#### [Dataset excerpts]
-=-=-=-=-
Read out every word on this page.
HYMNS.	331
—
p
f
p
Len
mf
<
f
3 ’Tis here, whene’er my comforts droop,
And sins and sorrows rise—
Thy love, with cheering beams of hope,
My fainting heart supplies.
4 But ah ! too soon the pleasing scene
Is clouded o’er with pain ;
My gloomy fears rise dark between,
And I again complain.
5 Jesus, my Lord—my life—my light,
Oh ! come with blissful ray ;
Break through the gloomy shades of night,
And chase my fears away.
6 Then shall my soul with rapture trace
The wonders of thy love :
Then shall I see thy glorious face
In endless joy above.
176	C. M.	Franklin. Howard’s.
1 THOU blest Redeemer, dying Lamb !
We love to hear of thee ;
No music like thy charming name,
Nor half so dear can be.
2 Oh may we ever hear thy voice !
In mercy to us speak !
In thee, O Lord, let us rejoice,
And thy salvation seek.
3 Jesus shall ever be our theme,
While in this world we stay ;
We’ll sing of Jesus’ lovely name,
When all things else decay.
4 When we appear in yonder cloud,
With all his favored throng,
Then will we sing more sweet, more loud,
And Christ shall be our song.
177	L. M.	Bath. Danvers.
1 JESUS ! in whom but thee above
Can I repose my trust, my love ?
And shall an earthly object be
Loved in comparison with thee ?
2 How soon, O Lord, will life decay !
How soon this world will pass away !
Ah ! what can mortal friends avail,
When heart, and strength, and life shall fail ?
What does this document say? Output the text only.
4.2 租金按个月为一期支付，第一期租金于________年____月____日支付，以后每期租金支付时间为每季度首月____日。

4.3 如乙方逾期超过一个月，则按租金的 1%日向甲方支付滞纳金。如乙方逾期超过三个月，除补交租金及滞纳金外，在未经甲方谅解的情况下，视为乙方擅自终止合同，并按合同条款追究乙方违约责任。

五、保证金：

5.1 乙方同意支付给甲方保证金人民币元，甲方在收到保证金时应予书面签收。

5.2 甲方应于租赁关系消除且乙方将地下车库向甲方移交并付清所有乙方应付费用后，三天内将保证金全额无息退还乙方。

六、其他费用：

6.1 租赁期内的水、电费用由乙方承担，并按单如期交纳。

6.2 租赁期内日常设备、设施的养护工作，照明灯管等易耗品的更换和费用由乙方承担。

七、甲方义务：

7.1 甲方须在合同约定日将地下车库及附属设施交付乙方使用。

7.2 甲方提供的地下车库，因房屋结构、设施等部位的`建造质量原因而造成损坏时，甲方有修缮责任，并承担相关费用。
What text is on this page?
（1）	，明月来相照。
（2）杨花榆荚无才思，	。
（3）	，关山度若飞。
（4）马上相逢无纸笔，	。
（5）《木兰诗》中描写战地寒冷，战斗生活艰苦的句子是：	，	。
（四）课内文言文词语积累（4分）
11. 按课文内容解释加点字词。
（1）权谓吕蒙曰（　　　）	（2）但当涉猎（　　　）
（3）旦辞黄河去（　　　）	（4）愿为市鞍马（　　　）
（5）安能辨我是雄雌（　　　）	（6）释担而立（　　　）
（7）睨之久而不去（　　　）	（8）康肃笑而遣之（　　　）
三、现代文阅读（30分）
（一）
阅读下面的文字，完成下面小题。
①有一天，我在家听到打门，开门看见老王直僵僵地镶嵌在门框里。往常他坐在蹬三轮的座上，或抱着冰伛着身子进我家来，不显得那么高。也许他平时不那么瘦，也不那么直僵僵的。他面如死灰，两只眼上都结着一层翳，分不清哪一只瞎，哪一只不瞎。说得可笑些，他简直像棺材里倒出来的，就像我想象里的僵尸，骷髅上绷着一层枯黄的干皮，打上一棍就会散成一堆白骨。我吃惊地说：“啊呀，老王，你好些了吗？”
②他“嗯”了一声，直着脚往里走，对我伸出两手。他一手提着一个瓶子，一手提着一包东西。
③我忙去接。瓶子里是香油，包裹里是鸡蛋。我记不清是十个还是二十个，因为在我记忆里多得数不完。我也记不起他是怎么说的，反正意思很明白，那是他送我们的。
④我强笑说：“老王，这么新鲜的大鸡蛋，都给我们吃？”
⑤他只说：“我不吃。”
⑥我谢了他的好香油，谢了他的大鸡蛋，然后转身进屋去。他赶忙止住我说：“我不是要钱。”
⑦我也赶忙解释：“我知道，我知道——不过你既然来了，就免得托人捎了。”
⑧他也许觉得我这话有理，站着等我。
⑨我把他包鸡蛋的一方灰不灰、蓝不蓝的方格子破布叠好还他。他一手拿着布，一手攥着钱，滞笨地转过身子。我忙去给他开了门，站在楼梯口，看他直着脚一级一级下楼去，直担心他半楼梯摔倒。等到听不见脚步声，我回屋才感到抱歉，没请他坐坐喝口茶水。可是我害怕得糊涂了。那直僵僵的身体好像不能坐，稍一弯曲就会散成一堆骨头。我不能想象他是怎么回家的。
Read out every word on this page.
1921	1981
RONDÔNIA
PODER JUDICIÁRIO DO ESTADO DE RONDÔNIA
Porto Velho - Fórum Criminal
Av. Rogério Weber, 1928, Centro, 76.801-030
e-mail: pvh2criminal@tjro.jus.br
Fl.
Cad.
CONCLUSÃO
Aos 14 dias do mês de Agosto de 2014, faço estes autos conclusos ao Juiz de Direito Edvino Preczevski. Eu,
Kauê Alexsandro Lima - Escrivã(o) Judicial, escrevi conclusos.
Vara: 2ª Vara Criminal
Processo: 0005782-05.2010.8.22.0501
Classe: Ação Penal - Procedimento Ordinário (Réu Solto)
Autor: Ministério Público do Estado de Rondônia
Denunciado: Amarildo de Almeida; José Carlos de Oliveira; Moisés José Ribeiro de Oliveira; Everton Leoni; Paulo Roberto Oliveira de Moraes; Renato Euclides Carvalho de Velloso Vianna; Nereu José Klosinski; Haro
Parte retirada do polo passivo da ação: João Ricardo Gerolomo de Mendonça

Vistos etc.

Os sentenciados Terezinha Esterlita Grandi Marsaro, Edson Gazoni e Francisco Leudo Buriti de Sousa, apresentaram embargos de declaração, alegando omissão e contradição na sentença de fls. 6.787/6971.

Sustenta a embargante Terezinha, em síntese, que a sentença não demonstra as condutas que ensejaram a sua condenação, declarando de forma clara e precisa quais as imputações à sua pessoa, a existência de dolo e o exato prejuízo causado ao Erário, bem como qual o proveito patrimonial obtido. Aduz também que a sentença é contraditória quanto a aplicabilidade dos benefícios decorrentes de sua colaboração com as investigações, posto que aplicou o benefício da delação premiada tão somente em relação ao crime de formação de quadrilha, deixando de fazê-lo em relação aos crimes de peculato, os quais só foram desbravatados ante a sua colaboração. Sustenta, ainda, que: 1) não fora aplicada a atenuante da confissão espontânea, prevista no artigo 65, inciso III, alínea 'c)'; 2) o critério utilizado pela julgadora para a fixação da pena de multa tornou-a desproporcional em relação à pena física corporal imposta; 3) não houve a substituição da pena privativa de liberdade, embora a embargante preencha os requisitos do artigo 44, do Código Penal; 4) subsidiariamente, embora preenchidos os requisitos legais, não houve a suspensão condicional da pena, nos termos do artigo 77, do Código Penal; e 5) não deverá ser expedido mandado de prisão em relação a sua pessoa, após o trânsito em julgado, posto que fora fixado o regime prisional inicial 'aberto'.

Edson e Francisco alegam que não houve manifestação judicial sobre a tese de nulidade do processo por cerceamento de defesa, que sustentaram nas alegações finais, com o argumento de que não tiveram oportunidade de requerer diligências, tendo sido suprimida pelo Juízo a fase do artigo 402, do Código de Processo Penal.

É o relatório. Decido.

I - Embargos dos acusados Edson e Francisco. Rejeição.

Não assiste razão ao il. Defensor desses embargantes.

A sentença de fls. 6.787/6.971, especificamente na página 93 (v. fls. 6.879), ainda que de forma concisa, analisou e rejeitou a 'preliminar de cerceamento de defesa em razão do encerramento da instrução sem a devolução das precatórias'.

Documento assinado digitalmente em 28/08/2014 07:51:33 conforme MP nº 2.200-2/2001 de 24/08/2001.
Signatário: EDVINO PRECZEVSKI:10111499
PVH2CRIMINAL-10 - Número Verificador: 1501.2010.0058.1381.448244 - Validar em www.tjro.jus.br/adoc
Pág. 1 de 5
-=-=-=-=-
#### [Task to carry out]
Copy all lines in the listing above where the string "gloomy" appears.

#### [The output]
My gloomy fears rise dark between,
Break through the gloomy shades of night,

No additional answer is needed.